The task:
Each record below should be output verbatim, without pictures.

The records:
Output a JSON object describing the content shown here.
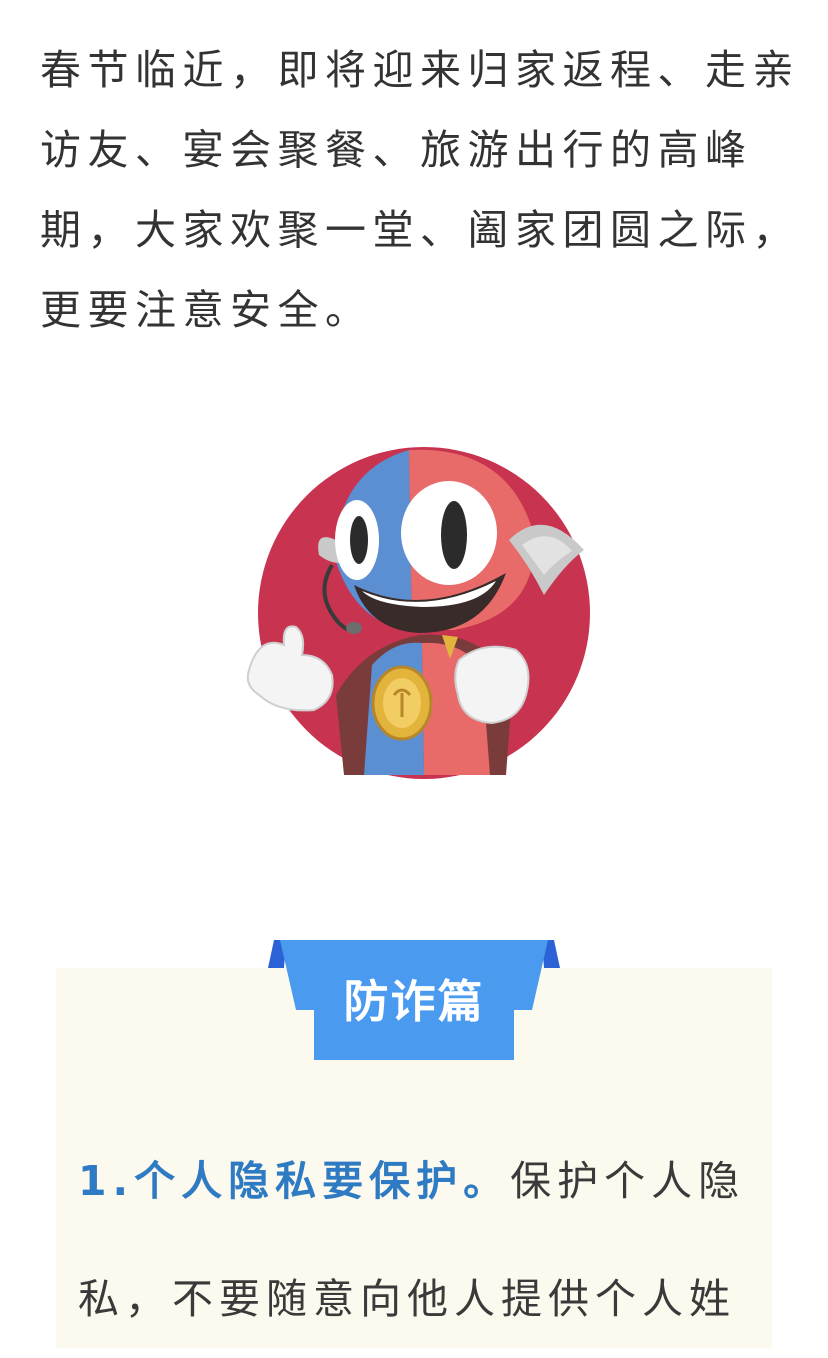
{
  "intro": {
    "text": "春节临近，即将迎来归家返程、走亲访友、宴会聚餐、旅游出行的高峰期，大家欢聚一堂、阖家团圆之际，更要注意安全。"
  },
  "mascot": {
    "icon": "mascot-illustration",
    "colors": {
      "circle": "#c8334f",
      "red": "#e86a69",
      "blue": "#5b8fd1",
      "gold": "#e3b43b"
    }
  },
  "section": {
    "title": "防诈篇",
    "colors": {
      "banner": "#4a9bf0",
      "banner_dark": "#2b63d6",
      "card_bg": "#fcf9ee",
      "highlight": "#2e7bc4"
    },
    "item": {
      "heading": "1.个人隐私要保护。",
      "body": "保护个人隐私，不要随意向他人提供个人姓"
    }
  }
}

Answer to this problem:
Output a JSON object describing the content shown here.
{
  "intro": {
    "text": "春节临近，即将迎来归家返程、走亲访友、宴会聚餐、旅游出行的高峰期，大家欢聚一堂、阖家团圆之际，更要注意安全。"
  },
  "mascot": {
    "icon": "mascot-illustration",
    "colors": {
      "circle": "#c8334f",
      "red": "#e86a69",
      "blue": "#5b8fd1",
      "gold": "#e3b43b"
    }
  },
  "section": {
    "title": "防诈篇",
    "colors": {
      "banner": "#4a9bf0",
      "banner_dark": "#2b63d6",
      "card_bg": "#fcf9ee",
      "highlight": "#2e7bc4"
    },
    "item": {
      "heading": "1.个人隐私要保护。",
      "body": "保护个人隐私，不要随意向他人提供个人姓"
    }
  }
}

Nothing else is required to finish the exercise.